## begin DATA LINES

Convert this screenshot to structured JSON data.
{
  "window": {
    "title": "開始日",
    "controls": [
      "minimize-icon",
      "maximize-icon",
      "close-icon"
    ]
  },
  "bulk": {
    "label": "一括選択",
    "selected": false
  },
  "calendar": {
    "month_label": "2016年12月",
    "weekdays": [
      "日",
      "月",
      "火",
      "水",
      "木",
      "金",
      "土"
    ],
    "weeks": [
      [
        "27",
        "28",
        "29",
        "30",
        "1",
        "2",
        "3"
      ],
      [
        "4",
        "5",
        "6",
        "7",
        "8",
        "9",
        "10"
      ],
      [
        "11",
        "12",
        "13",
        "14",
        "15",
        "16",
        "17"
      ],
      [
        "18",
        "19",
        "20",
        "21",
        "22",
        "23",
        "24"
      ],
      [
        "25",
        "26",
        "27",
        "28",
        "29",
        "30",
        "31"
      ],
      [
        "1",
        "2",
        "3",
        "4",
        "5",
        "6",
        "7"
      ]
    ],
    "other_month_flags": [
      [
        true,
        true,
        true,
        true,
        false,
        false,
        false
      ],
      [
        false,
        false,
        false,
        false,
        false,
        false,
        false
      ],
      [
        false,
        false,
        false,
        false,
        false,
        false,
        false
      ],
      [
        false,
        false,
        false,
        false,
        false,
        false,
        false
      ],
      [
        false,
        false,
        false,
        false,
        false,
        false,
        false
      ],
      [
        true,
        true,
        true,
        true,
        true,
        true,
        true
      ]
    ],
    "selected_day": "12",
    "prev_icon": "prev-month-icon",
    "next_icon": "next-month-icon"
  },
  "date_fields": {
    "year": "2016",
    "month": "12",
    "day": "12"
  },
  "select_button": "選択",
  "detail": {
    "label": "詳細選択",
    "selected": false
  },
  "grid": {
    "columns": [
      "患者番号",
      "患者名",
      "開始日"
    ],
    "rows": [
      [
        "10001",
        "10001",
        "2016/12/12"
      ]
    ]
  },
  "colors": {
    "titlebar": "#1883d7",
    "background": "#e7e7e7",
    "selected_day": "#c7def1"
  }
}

## end DATA LINES

■ EXERCISE AIM:
Please output the entire listing exactly as it stands.

■ WRITTEN ANSWER:
Convert this screenshot to structured JSON data.
{
  "window": {
    "title": "開始日",
    "controls": [
      "minimize-icon",
      "maximize-icon",
      "close-icon"
    ]
  },
  "bulk": {
    "label": "一括選択",
    "selected": false
  },
  "calendar": {
    "month_label": "2016年12月",
    "weekdays": [
      "日",
      "月",
      "火",
      "水",
      "木",
      "金",
      "土"
    ],
    "weeks": [
      [
        "27",
        "28",
        "29",
        "30",
        "1",
        "2",
        "3"
      ],
      [
        "4",
        "5",
        "6",
        "7",
        "8",
        "9",
        "10"
      ],
      [
        "11",
        "12",
        "13",
        "14",
        "15",
        "16",
        "17"
      ],
      [
        "18",
        "19",
        "20",
        "21",
        "22",
        "23",
        "24"
      ],
      [
        "25",
        "26",
        "27",
        "28",
        "29",
        "30",
        "31"
      ],
      [
        "1",
        "2",
        "3",
        "4",
        "5",
        "6",
        "7"
      ]
    ],
    "other_month_flags": [
      [
        true,
        true,
        true,
        true,
        false,
        false,
        false
      ],
      [
        false,
        false,
        false,
        false,
        false,
        false,
        false
      ],
      [
        false,
        false,
        false,
        false,
        false,
        false,
        false
      ],
      [
        false,
        false,
        false,
        false,
        false,
        false,
        false
      ],
      [
        false,
        false,
        false,
        false,
        false,
        false,
        false
      ],
      [
        true,
        true,
        true,
        true,
        true,
        true,
        true
      ]
    ],
    "selected_day": "12",
    "prev_icon": "prev-month-icon",
    "next_icon": "next-month-icon"
  },
  "date_fields": {
    "year": "2016",
    "month": "12",
    "day": "12"
  },
  "select_button": "選択",
  "detail": {
    "label": "詳細選択",
    "selected": false
  },
  "grid": {
    "columns": [
      "患者番号",
      "患者名",
      "開始日"
    ],
    "rows": [
      [
        "10001",
        "10001",
        "2016/12/12"
      ]
    ]
  },
  "colors": {
    "titlebar": "#1883d7",
    "background": "#e7e7e7",
    "selected_day": "#c7def1"
  }
}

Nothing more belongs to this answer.